GOAL:
Give back all the data exactly, line by line.

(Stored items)
* * * * * * *

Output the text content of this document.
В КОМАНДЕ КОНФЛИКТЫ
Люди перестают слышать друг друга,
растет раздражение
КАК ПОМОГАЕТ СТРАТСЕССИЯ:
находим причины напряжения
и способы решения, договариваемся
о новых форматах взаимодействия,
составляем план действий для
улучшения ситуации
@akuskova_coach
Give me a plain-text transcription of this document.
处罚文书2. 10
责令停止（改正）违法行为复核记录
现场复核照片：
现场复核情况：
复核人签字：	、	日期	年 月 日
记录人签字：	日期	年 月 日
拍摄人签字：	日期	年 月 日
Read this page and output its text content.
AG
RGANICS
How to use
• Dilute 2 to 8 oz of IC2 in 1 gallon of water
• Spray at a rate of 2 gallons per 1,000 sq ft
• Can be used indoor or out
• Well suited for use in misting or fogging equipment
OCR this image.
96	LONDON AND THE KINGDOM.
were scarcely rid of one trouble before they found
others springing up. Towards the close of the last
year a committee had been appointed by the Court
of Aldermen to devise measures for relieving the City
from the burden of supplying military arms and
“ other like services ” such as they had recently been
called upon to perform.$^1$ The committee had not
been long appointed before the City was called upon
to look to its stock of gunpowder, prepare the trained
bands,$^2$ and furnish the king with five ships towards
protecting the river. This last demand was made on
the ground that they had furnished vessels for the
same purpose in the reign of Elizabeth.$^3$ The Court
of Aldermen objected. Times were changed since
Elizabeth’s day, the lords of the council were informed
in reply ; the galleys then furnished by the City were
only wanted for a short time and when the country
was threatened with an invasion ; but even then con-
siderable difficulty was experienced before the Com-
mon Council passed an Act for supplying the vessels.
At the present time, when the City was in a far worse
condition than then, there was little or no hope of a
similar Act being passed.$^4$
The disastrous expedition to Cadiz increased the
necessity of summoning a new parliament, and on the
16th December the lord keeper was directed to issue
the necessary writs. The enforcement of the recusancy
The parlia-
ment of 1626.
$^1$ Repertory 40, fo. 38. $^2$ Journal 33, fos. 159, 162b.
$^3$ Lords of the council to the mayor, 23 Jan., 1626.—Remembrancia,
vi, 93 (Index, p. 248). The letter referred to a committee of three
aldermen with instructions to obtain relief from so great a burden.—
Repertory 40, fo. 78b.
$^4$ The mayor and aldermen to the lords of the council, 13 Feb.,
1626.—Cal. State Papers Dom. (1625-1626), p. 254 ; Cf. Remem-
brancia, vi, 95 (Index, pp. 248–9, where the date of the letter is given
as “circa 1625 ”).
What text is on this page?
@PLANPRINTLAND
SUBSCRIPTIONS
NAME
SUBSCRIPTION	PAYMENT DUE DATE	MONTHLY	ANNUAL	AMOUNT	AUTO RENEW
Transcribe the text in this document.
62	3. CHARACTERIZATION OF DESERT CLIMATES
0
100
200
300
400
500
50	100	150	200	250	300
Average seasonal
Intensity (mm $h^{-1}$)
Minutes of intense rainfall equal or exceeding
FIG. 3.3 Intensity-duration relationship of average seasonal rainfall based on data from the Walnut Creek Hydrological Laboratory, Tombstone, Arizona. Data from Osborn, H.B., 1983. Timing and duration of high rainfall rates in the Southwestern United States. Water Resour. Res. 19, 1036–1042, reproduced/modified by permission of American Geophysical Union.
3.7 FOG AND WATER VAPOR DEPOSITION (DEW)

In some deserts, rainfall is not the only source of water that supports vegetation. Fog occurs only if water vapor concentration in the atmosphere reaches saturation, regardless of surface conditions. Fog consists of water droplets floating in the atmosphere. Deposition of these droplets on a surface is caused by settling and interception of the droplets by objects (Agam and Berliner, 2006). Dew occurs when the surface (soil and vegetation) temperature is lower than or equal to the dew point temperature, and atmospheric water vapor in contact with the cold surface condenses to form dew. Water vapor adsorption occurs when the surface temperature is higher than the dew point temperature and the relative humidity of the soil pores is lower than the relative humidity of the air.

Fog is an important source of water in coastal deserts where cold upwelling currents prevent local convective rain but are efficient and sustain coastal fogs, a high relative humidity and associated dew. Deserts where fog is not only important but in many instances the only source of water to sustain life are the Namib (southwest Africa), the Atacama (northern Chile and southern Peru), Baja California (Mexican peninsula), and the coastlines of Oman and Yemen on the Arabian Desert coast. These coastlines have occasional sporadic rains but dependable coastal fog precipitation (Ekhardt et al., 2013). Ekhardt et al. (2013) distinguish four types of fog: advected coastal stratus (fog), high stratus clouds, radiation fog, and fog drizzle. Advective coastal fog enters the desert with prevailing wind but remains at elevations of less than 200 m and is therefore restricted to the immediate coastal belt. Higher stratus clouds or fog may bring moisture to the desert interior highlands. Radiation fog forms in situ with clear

* * * * * * *

PROBLEM SOLUTION:
Output the text content of this document.
В КОМАНДЕ КОНФЛИКТЫ
Люди перестают слышать друг друга,
растет раздражение
КАК ПОМОГАЕТ СТРАТСЕССИЯ:
находим причины напряжения
и способы решения, договариваемся
о новых форматах взаимодействия,
составляем план действий для
улучшения ситуации
@akuskova_coach
Give me a plain-text transcription of this document.
处罚文书2. 10
责令停止（改正）违法行为复核记录
现场复核照片：
现场复核情况：
复核人签字：	、	日期	年 月 日
记录人签字：	日期	年 月 日
拍摄人签字：	日期	年 月 日
Read this page and output its text content.
AG
RGANICS
How to use
• Dilute 2 to 8 oz of IC2 in 1 gallon of water
• Spray at a rate of 2 gallons per 1,000 sq ft
• Can be used indoor or out
• Well suited for use in misting or fogging equipment
OCR this image.
96	LONDON AND THE KINGDOM.
were scarcely rid of one trouble before they found
others springing up. Towards the close of the last
year a committee had been appointed by the Court
of Aldermen to devise measures for relieving the City
from the burden of supplying military arms and
“ other like services ” such as they had recently been
called upon to perform.$^1$ The committee had not
been long appointed before the City was called upon
to look to its stock of gunpowder, prepare the trained
bands,$^2$ and furnish the king with five ships towards
protecting the river. This last demand was made on
the ground that they had furnished vessels for the
same purpose in the reign of Elizabeth.$^3$ The Court
of Aldermen objected. Times were changed since
Elizabeth’s day, the lords of the council were informed
in reply ; the galleys then furnished by the City were
only wanted for a short time and when the country
was threatened with an invasion ; but even then con-
siderable difficulty was experienced before the Com-
mon Council passed an Act for supplying the vessels.
At the present time, when the City was in a far worse
condition than then, there was little or no hope of a
similar Act being passed.$^4$
The disastrous expedition to Cadiz increased the
necessity of summoning a new parliament, and on the
16th December the lord keeper was directed to issue
the necessary writs. The enforcement of the recusancy
The parlia-
ment of 1626.
$^1$ Repertory 40, fo. 38. $^2$ Journal 33, fos. 159, 162b.
$^3$ Lords of the council to the mayor, 23 Jan., 1626.—Remembrancia,
vi, 93 (Index, p. 248). The letter referred to a committee of three
aldermen with instructions to obtain relief from so great a burden.—
Repertory 40, fo. 78b.
$^4$ The mayor and aldermen to the lords of the council, 13 Feb.,
1626.—Cal. State Papers Dom. (1625-1626), p. 254 ; Cf. Remem-
brancia, vi, 95 (Index, pp. 248–9, where the date of the letter is given
as “circa 1625 ”).
What text is on this page?
@PLANPRINTLAND
SUBSCRIPTIONS
NAME
SUBSCRIPTION	PAYMENT DUE DATE	MONTHLY	ANNUAL	AMOUNT	AUTO RENEW
Transcribe the text in this document.
62	3. CHARACTERIZATION OF DESERT CLIMATES
0
100
200
300
400
500
50	100	150	200	250	300
Average seasonal
Intensity (mm $h^{-1}$)
Minutes of intense rainfall equal or exceeding
FIG. 3.3 Intensity-duration relationship of average seasonal rainfall based on data from the Walnut Creek Hydrological Laboratory, Tombstone, Arizona. Data from Osborn, H.B., 1983. Timing and duration of high rainfall rates in the Southwestern United States. Water Resour. Res. 19, 1036–1042, reproduced/modified by permission of American Geophysical Union.
3.7 FOG AND WATER VAPOR DEPOSITION (DEW)

In some deserts, rainfall is not the only source of water that supports vegetation. Fog occurs only if water vapor concentration in the atmosphere reaches saturation, regardless of surface conditions. Fog consists of water droplets floating in the atmosphere. Deposition of these droplets on a surface is caused by settling and interception of the droplets by objects (Agam and Berliner, 2006). Dew occurs when the surface (soil and vegetation) temperature is lower than or equal to the dew point temperature, and atmospheric water vapor in contact with the cold surface condenses to form dew. Water vapor adsorption occurs when the surface temperature is higher than the dew point temperature and the relative humidity of the soil pores is lower than the relative humidity of the air.

Fog is an important source of water in coastal deserts where cold upwelling currents prevent local convective rain but are efficient and sustain coastal fogs, a high relative humidity and associated dew. Deserts where fog is not only important but in many instances the only source of water to sustain life are the Namib (southwest Africa), the Atacama (northern Chile and southern Peru), Baja California (Mexican peninsula), and the coastlines of Oman and Yemen on the Arabian Desert coast. These coastlines have occasional sporadic rains but dependable coastal fog precipitation (Ekhardt et al., 2013). Ekhardt et al. (2013) distinguish four types of fog: advected coastal stratus (fog), high stratus clouds, radiation fog, and fog drizzle. Advective coastal fog enters the desert with prevailing wind but remains at elevations of less than 200 m and is therefore restricted to the immediate coastal belt. Higher stratus clouds or fog may bring moisture to the desert interior highlands. Radiation fog forms in situ with clear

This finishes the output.